[Figure data in JSON]
§ §

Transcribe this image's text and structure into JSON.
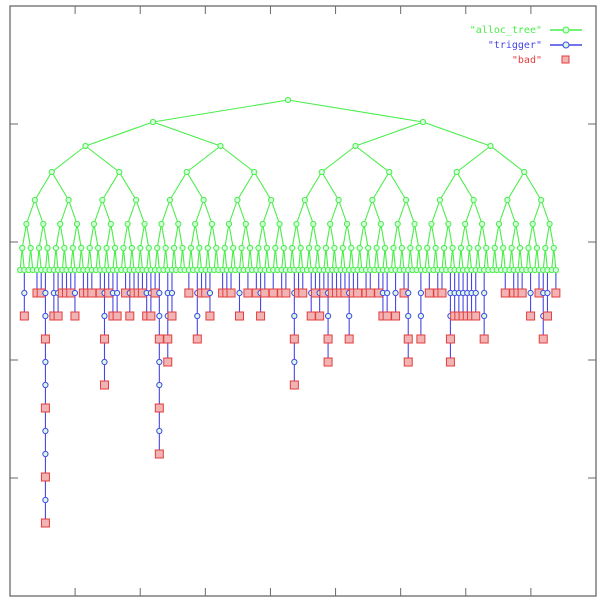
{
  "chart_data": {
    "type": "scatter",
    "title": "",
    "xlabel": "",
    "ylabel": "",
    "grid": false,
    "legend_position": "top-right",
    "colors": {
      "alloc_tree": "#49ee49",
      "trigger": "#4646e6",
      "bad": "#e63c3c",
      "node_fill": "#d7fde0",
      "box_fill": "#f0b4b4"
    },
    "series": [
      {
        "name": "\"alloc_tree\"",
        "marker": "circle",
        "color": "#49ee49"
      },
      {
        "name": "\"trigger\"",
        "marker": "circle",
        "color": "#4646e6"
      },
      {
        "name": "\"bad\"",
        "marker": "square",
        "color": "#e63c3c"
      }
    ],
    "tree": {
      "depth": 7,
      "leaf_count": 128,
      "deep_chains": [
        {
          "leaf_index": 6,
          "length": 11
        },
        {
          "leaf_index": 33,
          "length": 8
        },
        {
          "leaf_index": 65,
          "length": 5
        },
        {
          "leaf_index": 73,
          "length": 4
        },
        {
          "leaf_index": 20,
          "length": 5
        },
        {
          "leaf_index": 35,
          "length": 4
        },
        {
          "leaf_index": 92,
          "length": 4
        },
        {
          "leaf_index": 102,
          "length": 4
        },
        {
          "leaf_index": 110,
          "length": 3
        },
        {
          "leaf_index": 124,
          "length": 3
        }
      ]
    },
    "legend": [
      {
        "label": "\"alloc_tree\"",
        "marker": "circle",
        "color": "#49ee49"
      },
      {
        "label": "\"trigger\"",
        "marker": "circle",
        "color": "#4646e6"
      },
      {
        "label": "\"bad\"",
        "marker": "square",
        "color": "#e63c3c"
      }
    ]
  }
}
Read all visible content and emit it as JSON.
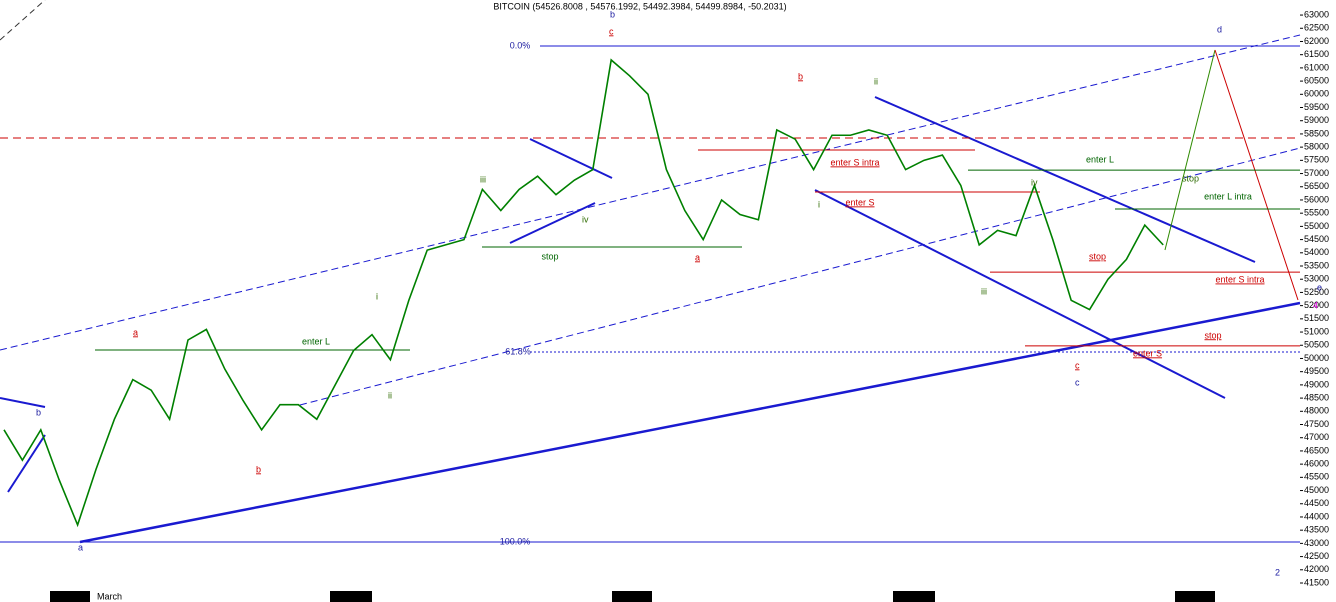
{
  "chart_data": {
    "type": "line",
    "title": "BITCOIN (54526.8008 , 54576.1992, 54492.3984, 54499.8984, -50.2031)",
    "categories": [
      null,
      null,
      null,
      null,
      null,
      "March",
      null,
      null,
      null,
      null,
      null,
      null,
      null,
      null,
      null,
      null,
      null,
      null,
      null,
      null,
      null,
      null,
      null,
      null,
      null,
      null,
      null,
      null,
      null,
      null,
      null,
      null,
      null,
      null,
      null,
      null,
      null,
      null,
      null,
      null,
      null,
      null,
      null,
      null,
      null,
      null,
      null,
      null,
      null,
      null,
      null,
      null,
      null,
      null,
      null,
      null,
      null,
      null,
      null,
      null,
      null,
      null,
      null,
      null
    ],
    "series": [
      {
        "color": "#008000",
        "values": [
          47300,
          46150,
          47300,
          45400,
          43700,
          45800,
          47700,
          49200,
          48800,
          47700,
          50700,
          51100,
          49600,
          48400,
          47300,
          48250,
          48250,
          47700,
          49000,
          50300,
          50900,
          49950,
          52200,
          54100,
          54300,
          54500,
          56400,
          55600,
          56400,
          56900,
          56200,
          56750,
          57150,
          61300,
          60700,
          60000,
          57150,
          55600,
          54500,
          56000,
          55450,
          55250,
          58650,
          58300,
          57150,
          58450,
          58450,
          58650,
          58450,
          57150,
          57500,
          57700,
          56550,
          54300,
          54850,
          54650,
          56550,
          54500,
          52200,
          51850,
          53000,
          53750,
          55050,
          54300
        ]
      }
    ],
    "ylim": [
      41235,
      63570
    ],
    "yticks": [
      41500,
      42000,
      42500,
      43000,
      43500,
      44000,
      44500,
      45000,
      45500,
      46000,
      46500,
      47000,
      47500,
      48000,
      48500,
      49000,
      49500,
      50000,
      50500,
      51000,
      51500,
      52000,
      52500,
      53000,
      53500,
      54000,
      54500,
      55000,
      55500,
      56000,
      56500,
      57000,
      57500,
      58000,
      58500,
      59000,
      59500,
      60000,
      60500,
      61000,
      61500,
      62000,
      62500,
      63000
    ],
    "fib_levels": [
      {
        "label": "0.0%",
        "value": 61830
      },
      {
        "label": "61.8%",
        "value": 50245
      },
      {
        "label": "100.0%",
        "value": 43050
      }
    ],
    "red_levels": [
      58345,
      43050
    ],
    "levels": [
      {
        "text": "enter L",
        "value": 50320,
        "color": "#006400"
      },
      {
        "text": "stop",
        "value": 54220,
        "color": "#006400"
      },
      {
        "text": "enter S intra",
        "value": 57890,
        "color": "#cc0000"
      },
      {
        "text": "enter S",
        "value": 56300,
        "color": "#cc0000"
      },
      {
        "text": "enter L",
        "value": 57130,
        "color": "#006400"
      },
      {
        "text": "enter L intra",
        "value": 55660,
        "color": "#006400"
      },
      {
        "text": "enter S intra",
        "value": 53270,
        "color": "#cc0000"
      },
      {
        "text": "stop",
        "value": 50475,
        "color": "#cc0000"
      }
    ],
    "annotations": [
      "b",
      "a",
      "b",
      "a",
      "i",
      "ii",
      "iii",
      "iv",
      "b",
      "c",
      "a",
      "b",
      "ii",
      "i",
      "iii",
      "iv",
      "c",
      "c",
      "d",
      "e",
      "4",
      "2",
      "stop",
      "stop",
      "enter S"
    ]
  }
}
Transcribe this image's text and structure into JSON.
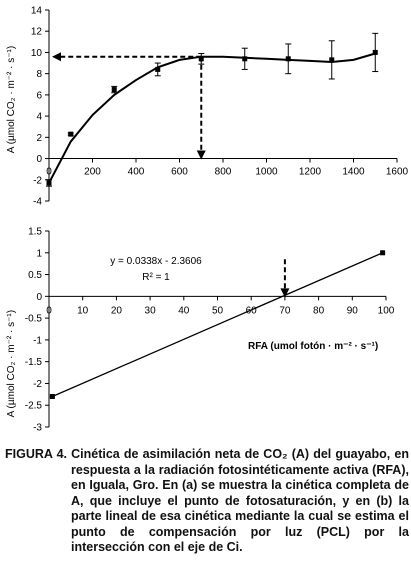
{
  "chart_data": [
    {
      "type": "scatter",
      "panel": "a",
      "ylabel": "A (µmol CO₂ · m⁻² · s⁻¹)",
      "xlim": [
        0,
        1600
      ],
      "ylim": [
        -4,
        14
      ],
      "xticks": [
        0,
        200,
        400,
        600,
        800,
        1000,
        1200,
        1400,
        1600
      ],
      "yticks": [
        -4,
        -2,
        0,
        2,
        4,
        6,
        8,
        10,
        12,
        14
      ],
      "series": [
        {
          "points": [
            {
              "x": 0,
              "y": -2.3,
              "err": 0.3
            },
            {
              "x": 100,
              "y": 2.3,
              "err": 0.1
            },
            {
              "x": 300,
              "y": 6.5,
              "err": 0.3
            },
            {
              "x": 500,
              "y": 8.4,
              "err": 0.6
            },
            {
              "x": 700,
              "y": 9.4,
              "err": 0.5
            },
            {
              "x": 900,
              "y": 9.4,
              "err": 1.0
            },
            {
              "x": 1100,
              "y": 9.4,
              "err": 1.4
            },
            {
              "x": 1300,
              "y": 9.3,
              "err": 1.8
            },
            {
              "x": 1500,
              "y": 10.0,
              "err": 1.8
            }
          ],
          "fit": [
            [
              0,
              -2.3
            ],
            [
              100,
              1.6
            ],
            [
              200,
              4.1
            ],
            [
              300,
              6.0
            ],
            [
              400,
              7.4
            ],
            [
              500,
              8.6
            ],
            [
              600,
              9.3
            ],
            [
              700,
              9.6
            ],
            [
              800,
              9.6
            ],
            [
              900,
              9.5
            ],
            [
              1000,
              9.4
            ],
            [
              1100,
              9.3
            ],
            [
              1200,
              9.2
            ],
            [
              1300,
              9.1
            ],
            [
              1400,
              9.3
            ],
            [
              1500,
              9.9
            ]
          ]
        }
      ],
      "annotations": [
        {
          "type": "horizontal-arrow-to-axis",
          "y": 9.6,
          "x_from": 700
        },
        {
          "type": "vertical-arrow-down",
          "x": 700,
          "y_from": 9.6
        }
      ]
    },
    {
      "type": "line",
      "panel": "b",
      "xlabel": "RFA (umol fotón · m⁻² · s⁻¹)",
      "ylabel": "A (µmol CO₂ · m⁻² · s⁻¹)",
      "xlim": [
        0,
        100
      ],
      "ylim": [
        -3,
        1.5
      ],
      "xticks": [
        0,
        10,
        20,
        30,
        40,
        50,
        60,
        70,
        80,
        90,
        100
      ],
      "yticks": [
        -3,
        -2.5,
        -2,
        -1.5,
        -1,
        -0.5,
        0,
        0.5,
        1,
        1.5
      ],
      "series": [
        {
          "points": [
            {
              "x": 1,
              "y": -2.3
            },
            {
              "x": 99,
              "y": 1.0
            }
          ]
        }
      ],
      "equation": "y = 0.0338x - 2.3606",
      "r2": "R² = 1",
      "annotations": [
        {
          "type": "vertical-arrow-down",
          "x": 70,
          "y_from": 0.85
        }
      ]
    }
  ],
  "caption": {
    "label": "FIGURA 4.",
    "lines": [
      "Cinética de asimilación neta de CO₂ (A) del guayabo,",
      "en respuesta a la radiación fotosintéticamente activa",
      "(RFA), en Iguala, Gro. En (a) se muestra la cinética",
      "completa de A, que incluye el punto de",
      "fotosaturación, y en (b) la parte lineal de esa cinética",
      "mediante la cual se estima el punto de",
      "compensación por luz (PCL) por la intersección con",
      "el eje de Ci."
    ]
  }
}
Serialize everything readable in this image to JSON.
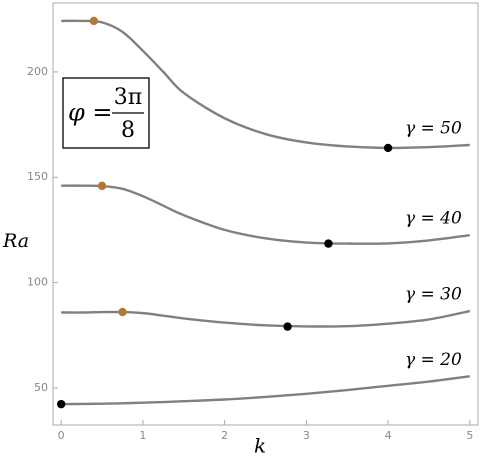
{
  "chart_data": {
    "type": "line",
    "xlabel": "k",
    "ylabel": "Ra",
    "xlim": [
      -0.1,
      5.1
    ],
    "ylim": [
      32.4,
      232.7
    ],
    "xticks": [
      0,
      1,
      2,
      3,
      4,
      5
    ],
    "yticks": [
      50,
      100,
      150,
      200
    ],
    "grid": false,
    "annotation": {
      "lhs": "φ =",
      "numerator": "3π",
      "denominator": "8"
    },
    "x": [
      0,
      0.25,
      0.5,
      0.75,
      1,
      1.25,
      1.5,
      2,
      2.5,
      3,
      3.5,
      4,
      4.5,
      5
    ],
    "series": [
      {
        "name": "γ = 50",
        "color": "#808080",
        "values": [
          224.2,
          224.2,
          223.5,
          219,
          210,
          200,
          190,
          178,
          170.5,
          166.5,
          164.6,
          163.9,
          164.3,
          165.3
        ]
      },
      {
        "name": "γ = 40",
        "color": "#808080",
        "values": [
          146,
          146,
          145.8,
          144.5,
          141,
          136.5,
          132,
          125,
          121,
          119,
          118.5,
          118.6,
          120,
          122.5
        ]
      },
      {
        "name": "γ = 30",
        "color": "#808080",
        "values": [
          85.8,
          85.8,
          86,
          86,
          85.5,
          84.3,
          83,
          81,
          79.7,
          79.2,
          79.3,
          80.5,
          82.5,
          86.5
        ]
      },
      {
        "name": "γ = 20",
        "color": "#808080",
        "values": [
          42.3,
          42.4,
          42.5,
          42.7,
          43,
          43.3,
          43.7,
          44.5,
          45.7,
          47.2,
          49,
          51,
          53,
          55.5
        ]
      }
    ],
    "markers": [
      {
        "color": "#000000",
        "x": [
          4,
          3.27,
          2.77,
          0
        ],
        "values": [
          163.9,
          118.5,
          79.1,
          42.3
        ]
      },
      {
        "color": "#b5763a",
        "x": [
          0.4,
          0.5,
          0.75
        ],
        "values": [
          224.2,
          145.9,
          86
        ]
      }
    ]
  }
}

§ §

■ Stated exercise
Find the lines above that contain the word "ylabel" and collect them.

■ Final answer
    "ylabel": "",
      "ylabel": "A (µmol CO₂ · m⁻² · s⁻¹)",
      "ylabel": "A (µmol CO₂ · m⁻² · s⁻¹)",
    "ylabel": "Ra",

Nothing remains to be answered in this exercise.